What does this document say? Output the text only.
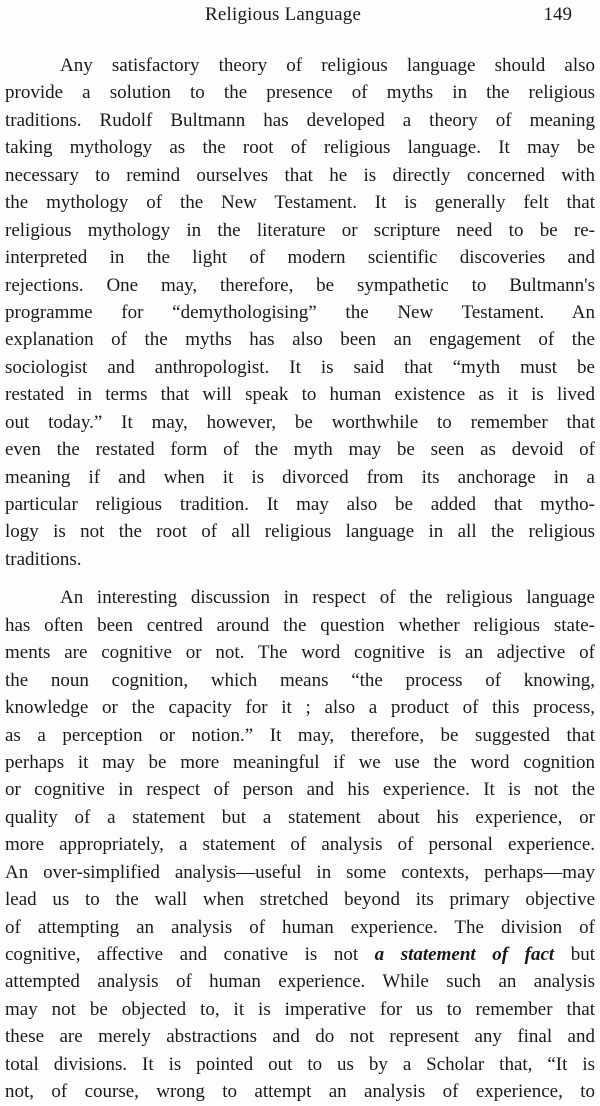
Religious Language	149
Any satisfactory theory of religious language should also
provide a solution to the presence of myths in the religious
traditions. Rudolf Bultmann has developed a theory of meaning
taking mythology as the root of religious language. It may be
necessary to remind ourselves that he is directly concerned with
the mythology of the New Testament. It is generally felt that
religious mythology in the literature or scripture need to be re-
interpreted in the light of modern scientific discoveries and
rejections. One may, therefore, be sympathetic to Bultmann's
programme for “demythologising” the New Testament. An
explanation of the myths has also been an engagement of the
sociologist and anthropologist. It is said that “myth must be
restated in terms that will speak to human existence as it is lived
out today.” It may, however, be worthwhile to remember that
even the restated form of the myth may be seen as devoid of
meaning if and when it is divorced from its anchorage in a
particular religious tradition. It may also be added that mytho-
logy is not the root of all religious language in all the religious
traditions.
An interesting discussion in respect of the religious language
has often been centred around the question whether religious state-
ments are cognitive or not. The word cognitive is an adjective of
the noun cognition, which means “the process of knowing,
knowledge or the capacity for it ; also a product of this process,
as a perception or notion.” It may, therefore, be suggested that
perhaps it may be more meaningful if we use the word cognition
or cognitive in respect of person and his experience. It is not the
quality of a statement but a statement about his experience, or
more appropriately, a statement of analysis of personal experience.
An over-simplified analysis—useful in some contexts, perhaps—may
lead us to the wall when stretched beyond its primary objective
of attempting an analysis of human experience. The division of
cognitive, affective and conative is not a statement of fact but
attempted analysis of human experience. While such an analysis
may not be objected to, it is imperative for us to remember that
these are merely abstractions and do not represent any final and
total divisions. It is pointed out to us by a Scholar that, “It is
not, of course, wrong to attempt an analysis of experience, to
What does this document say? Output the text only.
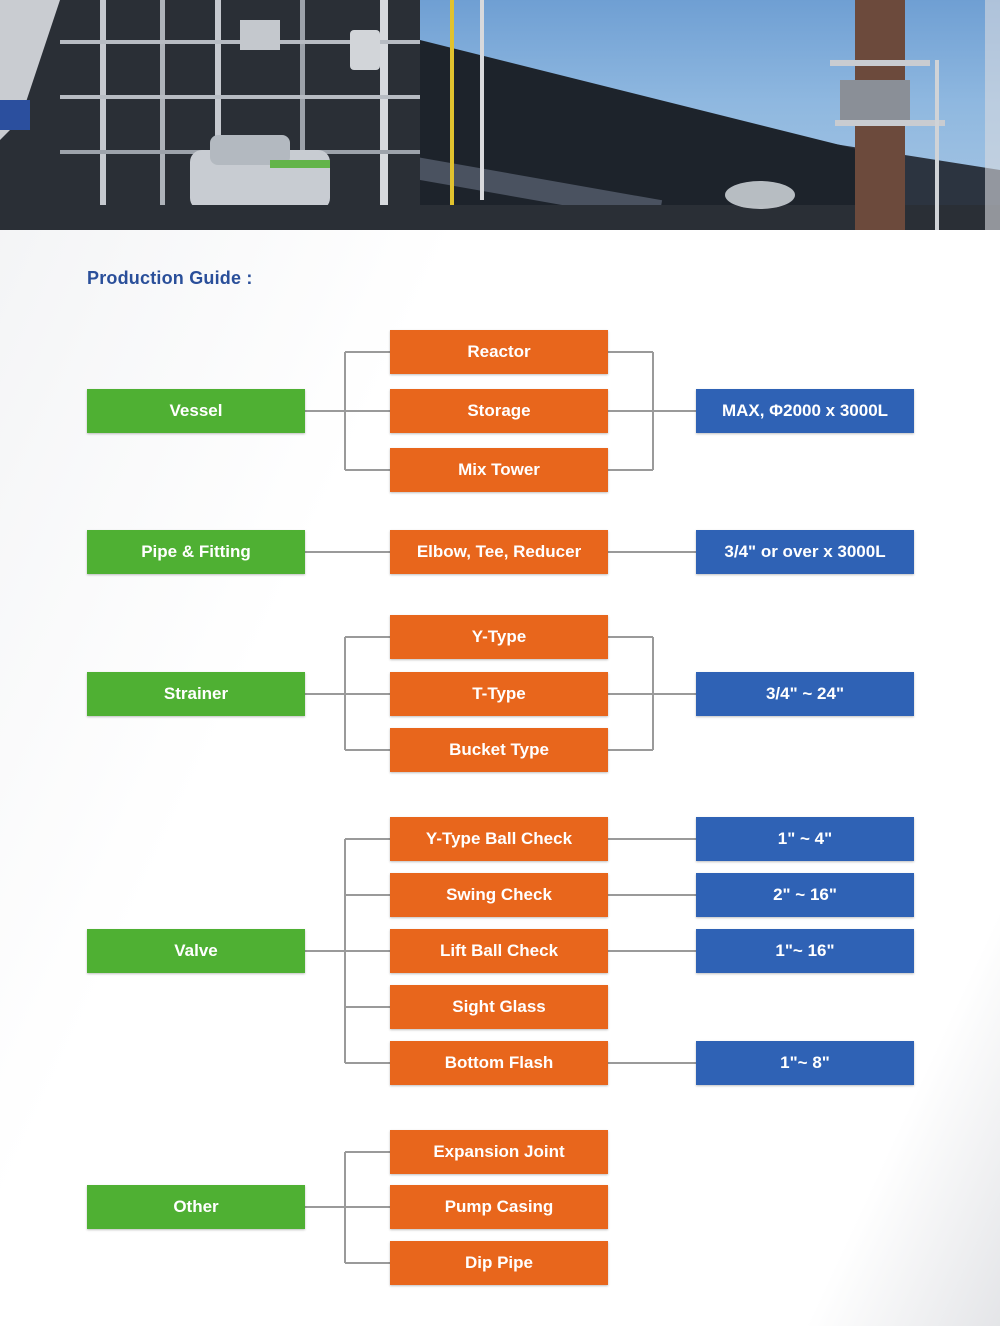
Production Guide :
Vessel
Reactor
Storage
Mix Tower
MAX, Φ2000 x 3000L
Pipe & Fitting	Elbow, Tee, Reducer	3/4" or over x 3000L
Strainer
Y-Type
T-Type
Bucket Type
3/4" ~ 24"
Valve
Y-Type Ball Check
Swing Check
Lift Ball Check
Sight Glass
Bottom Flash
1" ~ 4"
2" ~ 16"
1"~ 16"
1"~ 8"
Other
Expansion Joint
Pump Casing
Dip Pipe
--
List all lines holding the string "traditions".

traditions. Rudolf Bultmann has developed a theory of meaning
traditions.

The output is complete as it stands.